= Text block =
The Book of Judges is a puzzling book. It tells of a people whom God chose as his own special people, whom he brought from Egypt and gave them the land of Canaan as an inheritance. However, there is little to commend these people—even their leaders. One man offers his only daughter as a sacrifice to Yahweh (whatever the sacrifice means), the two appendices are especially dark. The Danites rob Micah of his idol and his priest as they move into new territory where they will burn and pillage. These are acts of paganism. The men of Benjamin rape a woman all night whose “husband” freely gave her to them and callously demanded that she rise and go with him even though she was dead. This resulted in a civil war that decimated the tribe of Benjamin. The acquisition of wives for the 600 men left is itself cruel and pernicious.

Then, what can we say of Sampson who consorts with three different women, one of whom is a prostitute. All this while the spirit seizes him and uses him to carry out the divine will.

The only light in all this darkness is the little book of Ruth. It is full of love and sacrifice. Furthermore, it points to David, a godly young man who refuses to move against his king and sings songs of praise to his maker.

= Given entries =
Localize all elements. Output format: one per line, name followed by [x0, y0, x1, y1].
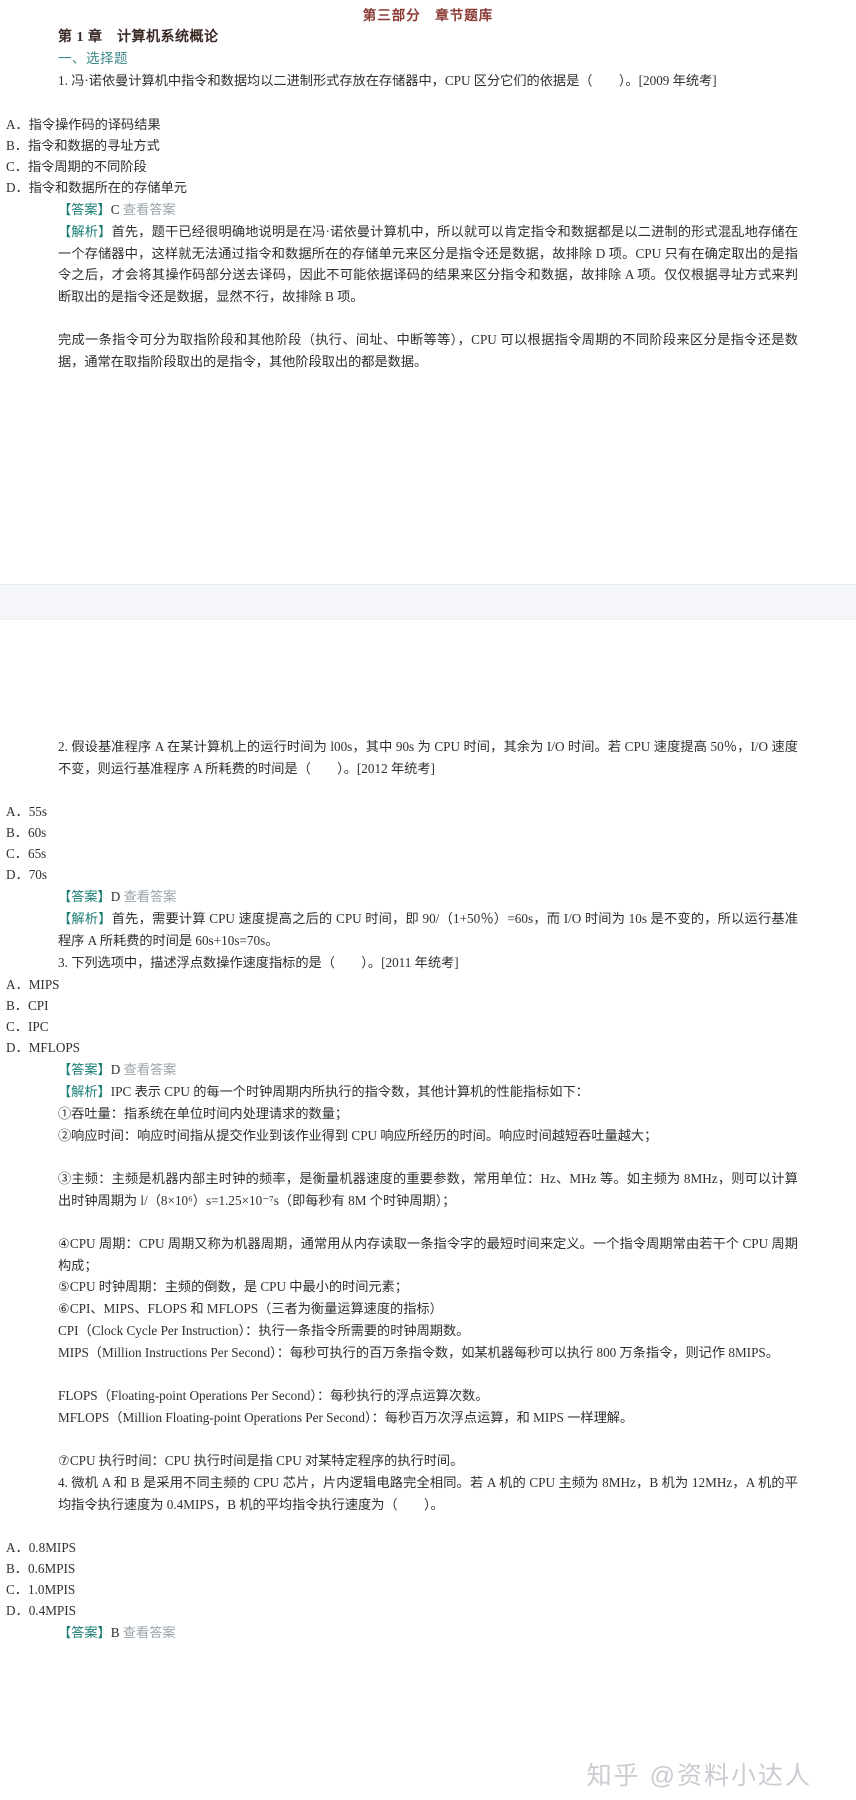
option-c[interactable]: C．IPC [0, 1016, 856, 1038]
answer-letter: C [110, 202, 120, 217]
option-d[interactable]: D．指令和数据所在的存储单元 [0, 177, 856, 199]
analysis-text: 完成一条指令可分为取指阶段和其他阶段（执行、间址、中断等等），CPU 可以根据指… [58, 332, 798, 369]
question-stem: 3. 下列选项中，描述浮点数操作速度指标的是（ ）。[2011 年统考] [58, 955, 459, 970]
option-d[interactable]: D．0.4MPIS [0, 1600, 856, 1622]
zhihu-watermark: 知乎 @资料小达人 [586, 1762, 812, 1790]
answer-row: 【答案】C 查看答案 [0, 199, 856, 221]
answer-row: 【答案】B 查看答案 [0, 1622, 856, 1644]
analysis-tag: 【解析】 [58, 1084, 111, 1099]
answer-row: 【答案】D 查看答案 [0, 1059, 856, 1081]
reveal-answer-link[interactable]: 查看答案 [123, 1625, 176, 1640]
analysis-item-flops: FLOPS（Floating-point Operations Per Seco… [58, 1388, 489, 1403]
question-stem: 2. 假设基准程序 A 在某计算机上的运行时间为 l00s，其中 90s 为 C… [58, 739, 798, 776]
analysis-block: 【解析】首先，题干已经很明确地说明是在冯·诺依曼计算机中，所以就可以肯定指令和数… [0, 221, 856, 307]
analysis-block: 【解析】IPC 表示 CPU 的每一个时钟周期内所执行的指令数，其他计算机的性能… [0, 1081, 856, 1103]
analysis-item-1: ①吞吐量：指系统在单位时间内处理请求的数量； [58, 1106, 349, 1121]
option-b[interactable]: B．60s [0, 822, 856, 844]
answer-tag: 【答案】 [58, 1625, 111, 1640]
analysis-item-mflops: MFLOPS（Million Floating-point Operations… [58, 1410, 634, 1425]
option-b[interactable]: B．指令和数据的寻址方式 [0, 135, 856, 157]
analysis-text: 首先，需要计算 CPU 速度提高之后的 CPU 时间，即 90/（1+50％）=… [58, 911, 799, 948]
answer-letter: D [110, 1062, 121, 1077]
option-a[interactable]: A．指令操作码的译码结果 [0, 114, 856, 136]
answer-tag: 【答案】 [58, 889, 111, 904]
analysis-block: 【解析】首先，需要计算 CPU 速度提高之后的 CPU 时间，即 90/（1+5… [0, 908, 856, 951]
chapter-title: 第 1 章 计算机系统概论 [58, 30, 219, 45]
answer-tag: 【答案】 [58, 202, 111, 217]
analysis-item-7: ⑦CPU 执行时间：CPU 执行时间是指 CPU 对某特定程序的执行时间。 [58, 1453, 464, 1468]
answer-tag: 【答案】 [58, 1062, 111, 1077]
option-d[interactable]: D．MFLOPS [0, 1037, 856, 1059]
analysis-item-3: ③主频：主频是机器内部主时钟的频率，是衡量机器速度的重要参数，常用单位：Hz、M… [58, 1171, 798, 1208]
analysis-item-cpi: CPI（Clock Cycle Per Instruction）：执行一条指令所… [58, 1323, 470, 1338]
option-a[interactable]: A．MIPS [0, 974, 856, 996]
document-page: 第三部分 章节题库 第 1 章 计算机系统概论 一、选择题 1. 冯·诺依曼计算… [0, 0, 856, 1800]
answer-letter: B [110, 1625, 120, 1640]
page-break-band [0, 584, 856, 620]
question-stem: 4. 微机 A 和 B 是采用不同主频的 CPU 芯片，片内逻辑电路完全相同。若… [58, 1475, 798, 1512]
analysis-tag: 【解析】 [58, 224, 112, 239]
option-a[interactable]: A．0.8MIPS [0, 1537, 856, 1559]
analysis-text: 首先，题干已经很明确地说明是在冯·诺依曼计算机中，所以就可以肯定指令和数据都是以… [58, 224, 798, 304]
question-stem: 1. 冯·诺依曼计算机中指令和数据均以二进制形式存放在存储器中，CPU 区分它们… [58, 73, 717, 88]
option-c[interactable]: C．1.0MPIS [0, 1579, 856, 1601]
option-d[interactable]: D．70s [0, 864, 856, 886]
analysis-text: IPC 表示 CPU 的每一个时钟周期内所执行的指令数，其他计算机的性能指标如下… [110, 1084, 589, 1099]
analysis-item-6: ⑥CPI、MIPS、FLOPS 和 MFLOPS（三者为衡量运算速度的指标） [58, 1301, 443, 1316]
analysis-item-5: ⑤CPU 时钟周期：主频的倒数，是 CPU 中最小的时间元素； [58, 1279, 408, 1294]
answer-letter: D [110, 889, 121, 904]
option-b[interactable]: B．CPI [0, 995, 856, 1017]
analysis-item-mips: MIPS（Million Instructions Per Second）：每秒… [58, 1345, 779, 1360]
analysis-tag: 【解析】 [58, 911, 112, 926]
reveal-answer-link[interactable]: 查看答案 [124, 889, 177, 904]
analysis-item-4: ④CPU 周期：CPU 周期又称为机器周期，通常用从内存读取一条指令字的最短时间… [58, 1236, 798, 1273]
option-c[interactable]: C．指令周期的不同阶段 [0, 156, 856, 178]
reveal-answer-link[interactable]: 查看答案 [123, 202, 176, 217]
reveal-answer-link[interactable]: 查看答案 [124, 1062, 177, 1077]
part-title: 第三部分 章节题库 [362, 8, 494, 23]
analysis-item-2: ②响应时间：响应时间指从提交作业到该作业得到 CPU 响应所经历的时间。响应时间… [58, 1128, 658, 1143]
option-b[interactable]: B．0.6MPIS [0, 1558, 856, 1580]
option-a[interactable]: A．55s [0, 801, 856, 823]
section-title: 一、选择题 [58, 51, 128, 66]
answer-row: 【答案】D 查看答案 [0, 886, 856, 908]
option-c[interactable]: C．65s [0, 843, 856, 865]
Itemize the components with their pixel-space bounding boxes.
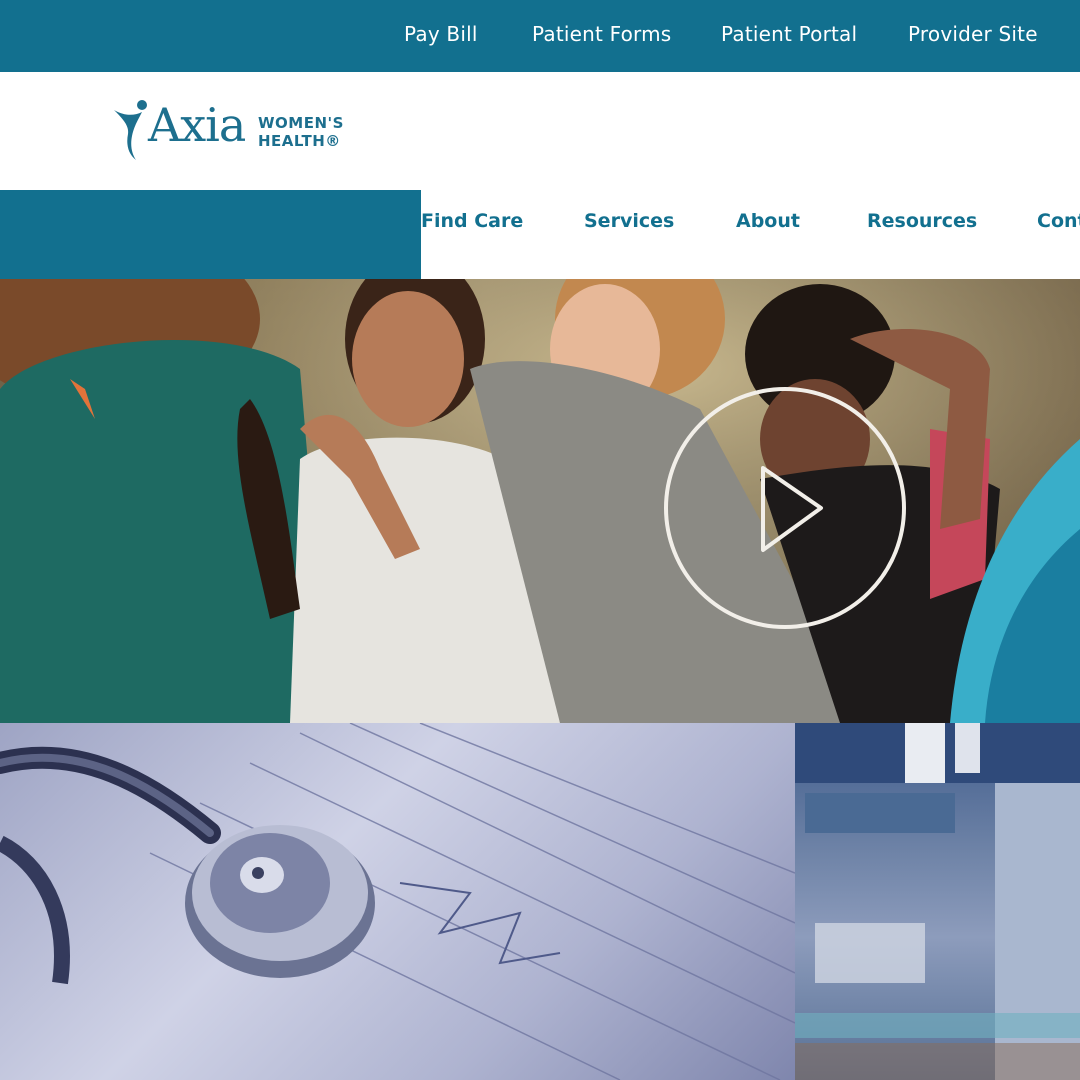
patient-portal-link[interactable]: Patient Portal bbox=[721, 22, 857, 46]
main-nav: Find Care Services About Resources Cont bbox=[421, 190, 1080, 279]
logo-tagline-line2: HEALTH® bbox=[258, 132, 341, 150]
play-video-button[interactable] bbox=[663, 386, 907, 630]
stethoscope-card[interactable] bbox=[0, 723, 795, 1080]
stethoscope-image bbox=[0, 723, 795, 1080]
nav-contact[interactable]: Cont bbox=[1037, 210, 1080, 232]
play-icon bbox=[664, 387, 906, 629]
provider-site-link[interactable]: Provider Site bbox=[908, 22, 1038, 46]
site-logo[interactable]: Axia WOMEN'S HEALTH® bbox=[112, 96, 352, 164]
nav-resources[interactable]: Resources bbox=[867, 210, 977, 232]
logo-tagline-line1: WOMEN'S bbox=[258, 114, 344, 132]
utility-bar: Pay Bill Patient Forms Patient Portal Pr… bbox=[0, 0, 1080, 72]
logo-wordmark: Axia bbox=[148, 98, 246, 152]
nav-accent-block bbox=[0, 190, 421, 279]
pay-bill-link[interactable]: Pay Bill bbox=[404, 22, 478, 46]
nav-find-care[interactable]: Find Care bbox=[421, 210, 523, 232]
secondary-image bbox=[795, 723, 1080, 1080]
nav-services[interactable]: Services bbox=[584, 210, 674, 232]
secondary-card[interactable] bbox=[795, 723, 1080, 1080]
hero-video[interactable] bbox=[0, 279, 1080, 723]
patient-forms-link[interactable]: Patient Forms bbox=[532, 22, 671, 46]
site-header: Axia WOMEN'S HEALTH® bbox=[0, 72, 1080, 190]
nav-about[interactable]: About bbox=[736, 210, 800, 232]
dancer-icon bbox=[114, 100, 147, 160]
decorative-wave bbox=[950, 439, 1080, 723]
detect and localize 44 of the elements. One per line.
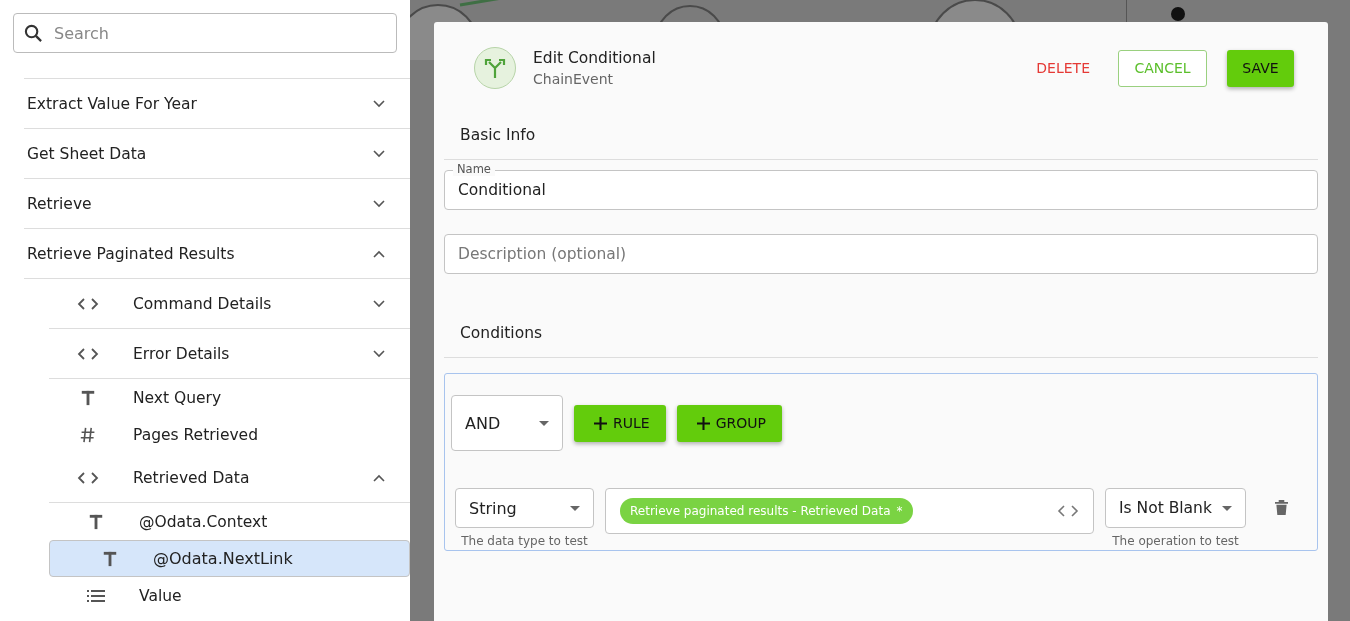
plus-icon (594, 416, 607, 430)
chevron-up-icon (373, 473, 385, 482)
save-button[interactable]: SAVE (1227, 49, 1294, 87)
tree-item[interactable]: Command Details (49, 279, 410, 329)
section-heading: Conditions (459, 324, 544, 342)
search-field[interactable]: Search (13, 13, 397, 53)
chevron-up-icon (373, 249, 385, 258)
code-icon (77, 469, 99, 486)
dialog-subtitle: ChainEvent (533, 71, 615, 87)
helper-text: The operation to test (1112, 534, 1239, 548)
code-icon[interactable] (1057, 504, 1079, 518)
tree-item[interactable]: Error Details (49, 329, 410, 379)
tree-item[interactable]: Retrieved Data (49, 453, 410, 503)
delete-button[interactable]: DELETE (1030, 49, 1096, 87)
chevron-down-icon (373, 199, 385, 208)
tree-item[interactable]: Pages Retrieved (49, 416, 410, 453)
caret-icon (1222, 505, 1232, 511)
tree-item[interactable]: @Odata.Context (49, 503, 410, 540)
list-icon (85, 587, 107, 604)
code-icon (77, 345, 99, 362)
fork-icon (474, 47, 516, 89)
description-field[interactable]: Description (optional) (444, 234, 1318, 274)
add-group-button[interactable]: GROUP (676, 404, 782, 442)
chevron-down-icon (373, 349, 385, 358)
add-rule-button[interactable]: RULE (574, 404, 666, 442)
caret-icon (539, 420, 549, 426)
trash-icon[interactable] (1275, 500, 1288, 515)
search-icon (24, 24, 43, 43)
caret-icon (570, 505, 580, 511)
data-type-select[interactable]: String (455, 488, 594, 528)
chevron-down-icon (373, 149, 385, 158)
section-heading: Basic Info (459, 126, 537, 144)
field-label: Name (453, 162, 495, 176)
tree-item[interactable]: Next Query (49, 379, 410, 416)
plus-icon (696, 416, 710, 430)
operation-select[interactable]: Is Not Blank (1105, 488, 1246, 528)
chevron-down-icon (373, 99, 385, 108)
tree-item[interactable]: @Odata.NextLink (49, 540, 410, 577)
helper-text: The data type to test (461, 534, 588, 548)
combinator-select[interactable]: AND (451, 395, 563, 451)
tree-item[interactable]: Value (49, 577, 410, 614)
dialog-title: Edit Conditional (533, 49, 657, 67)
chevron-down-icon (373, 299, 385, 308)
code-icon (77, 295, 99, 312)
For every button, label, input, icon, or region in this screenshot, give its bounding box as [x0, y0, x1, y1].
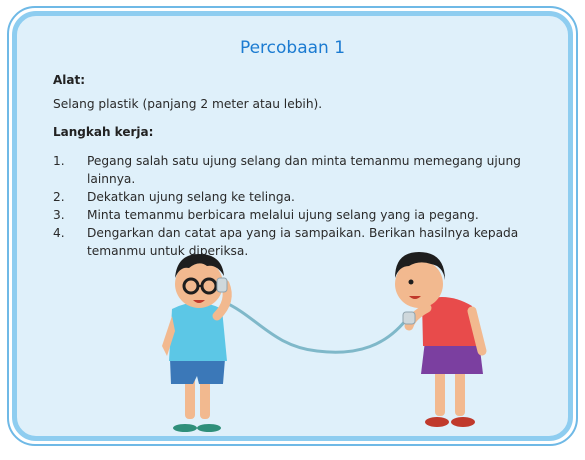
boy-figure [162, 254, 232, 432]
illustration-children-hose [162, 252, 487, 432]
hose [221, 299, 411, 354]
girl-figure [395, 252, 487, 427]
activity-card: Percobaan 1 Alat: Selang plastik (panjan… [12, 11, 573, 441]
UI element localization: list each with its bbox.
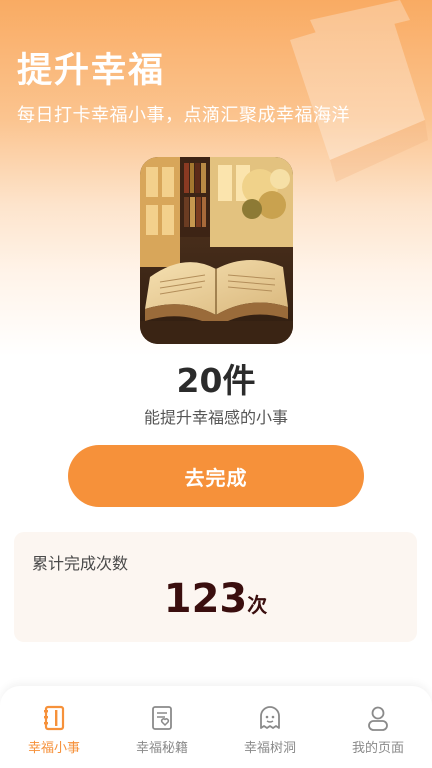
open-book-image [140, 157, 293, 344]
tab-label: 幸福小事 [27, 741, 80, 756]
person-icon [364, 704, 392, 732]
task-count: 20件 [176, 361, 256, 400]
book-illustration [140, 157, 293, 344]
tab-happy-things[interactable]: 幸福小事 [0, 686, 108, 768]
stats-label: 累计完成次数 [32, 554, 129, 573]
book-icon [40, 704, 68, 732]
tab-label: 我的页面 [351, 741, 404, 756]
tab-label: 幸福树洞 [243, 741, 296, 756]
stats-value: 123次 [14, 576, 417, 622]
tab-label: 幸福秘籍 [135, 741, 188, 756]
notebook-heart-icon [148, 704, 176, 732]
tab-tree-hole[interactable]: 幸福树洞 [216, 686, 324, 768]
page-title: 提升幸福 [17, 51, 166, 91]
stats-unit: 次 [247, 593, 268, 617]
tab-happy-tips[interactable]: 幸福秘籍 [108, 686, 216, 768]
stats-number: 123 [163, 576, 248, 622]
ghost-icon [256, 704, 284, 732]
stats-card: 累计完成次数 123次 [14, 532, 417, 642]
go-complete-button[interactable]: 去完成 [68, 445, 364, 507]
page-subtitle: 每日打卡幸福小事，点滴汇聚成幸福海洋 [17, 105, 350, 126]
task-count-label: 能提升幸福感的小事 [143, 408, 288, 427]
bottom-tab-bar: 幸福小事 幸福秘籍 幸福树洞 我的页面 [0, 686, 432, 768]
tab-my-page[interactable]: 我的页面 [324, 686, 432, 768]
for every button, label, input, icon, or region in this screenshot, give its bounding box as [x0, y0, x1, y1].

= Tasks =
1. In the passage on the Book of Judges, translate this sentence into French: "The only light in all this darkness is the little book of Ruth."
2. Reproduce the lines of the entries from the one containing "option-c[interactable]: C．IPC [0, 1016, 856, 1038]" through the one containing "page-break-band [0, 584, 856, 620]", both included.

= Answers provided =
1. La seule lumière dans toutes ces ténèbres est le petit livre de Ruth.

2.
option-c[interactable]: C．IPC [0, 1016, 856, 1038]
answer-letter: C [110, 202, 120, 217]
option-d[interactable]: D．指令和数据所在的存储单元 [0, 177, 856, 199]
analysis-text: 完成一条指令可分为取指阶段和其他阶段（执行、间址、中断等等），CPU 可以根据指… [58, 332, 798, 369]
question-stem: 3. 下列选项中，描述浮点数操作速度指标的是（ ）。[2011 年统考] [58, 955, 459, 970]
option-d[interactable]: D．0.4MPIS [0, 1600, 856, 1622]
zhihu-watermark: 知乎 @资料小达人 [586, 1762, 812, 1790]
answer-row: 【答案】C 查看答案 [0, 199, 856, 221]
answer-row: 【答案】B 查看答案 [0, 1622, 856, 1644]
analysis-tag: 【解析】 [58, 1084, 111, 1099]
answer-row: 【答案】D 查看答案 [0, 1059, 856, 1081]
reveal-answer-link[interactable]: 查看答案 [123, 1625, 176, 1640]
analysis-item-flops: FLOPS（Floating-point Operations Per Seco… [58, 1388, 489, 1403]
question-stem: 2. 假设基准程序 A 在某计算机上的运行时间为 l00s，其中 90s 为 C… [58, 739, 798, 776]
analysis-block: 【解析】首先，题干已经很明确地说明是在冯·诺依曼计算机中，所以就可以肯定指令和数… [0, 221, 856, 307]
analysis-block: 【解析】IPC 表示 CPU 的每一个时钟周期内所执行的指令数，其他计算机的性能… [0, 1081, 856, 1103]
analysis-item-1: ①吞吐量：指系统在单位时间内处理请求的数量； [58, 1106, 349, 1121]
option-b[interactable]: B．60s [0, 822, 856, 844]
answer-tag: 【答案】 [58, 1625, 111, 1640]
analysis-item-mflops: MFLOPS（Million Floating-point Operations… [58, 1410, 634, 1425]
option-b[interactable]: B．指令和数据的寻址方式 [0, 135, 856, 157]
analysis-text: 首先，需要计算 CPU 速度提高之后的 CPU 时间，即 90/（1+50％）=… [58, 911, 799, 948]
answer-letter: D [110, 1062, 121, 1077]
option-a[interactable]: A．指令操作码的译码结果 [0, 114, 856, 136]
answer-tag: 【答案】 [58, 889, 111, 904]
analysis-block: 【解析】首先，需要计算 CPU 速度提高之后的 CPU 时间，即 90/（1+5… [0, 908, 856, 951]
chapter-title: 第 1 章 计算机系统概论 [58, 30, 219, 45]
answer-tag: 【答案】 [58, 202, 111, 217]
analysis-item-7: ⑦CPU 执行时间：CPU 执行时间是指 CPU 对某特定程序的执行时间。 [58, 1453, 464, 1468]
answer-tag: 【答案】 [58, 1062, 111, 1077]
option-d[interactable]: D．MFLOPS [0, 1037, 856, 1059]
analysis-item-3: ③主频：主频是机器内部主时钟的频率，是衡量机器速度的重要参数，常用单位：Hz、M… [58, 1171, 798, 1208]
analysis-item-cpi: CPI（Clock Cycle Per Instruction）：执行一条指令所… [58, 1323, 470, 1338]
option-a[interactable]: A．MIPS [0, 974, 856, 996]
document-page: 第三部分 章节题库 第 1 章 计算机系统概论 一、选择题 1. 冯·诺依曼计算… [0, 0, 856, 1800]
answer-letter: B [110, 1625, 120, 1640]
page-break-band [0, 584, 856, 620]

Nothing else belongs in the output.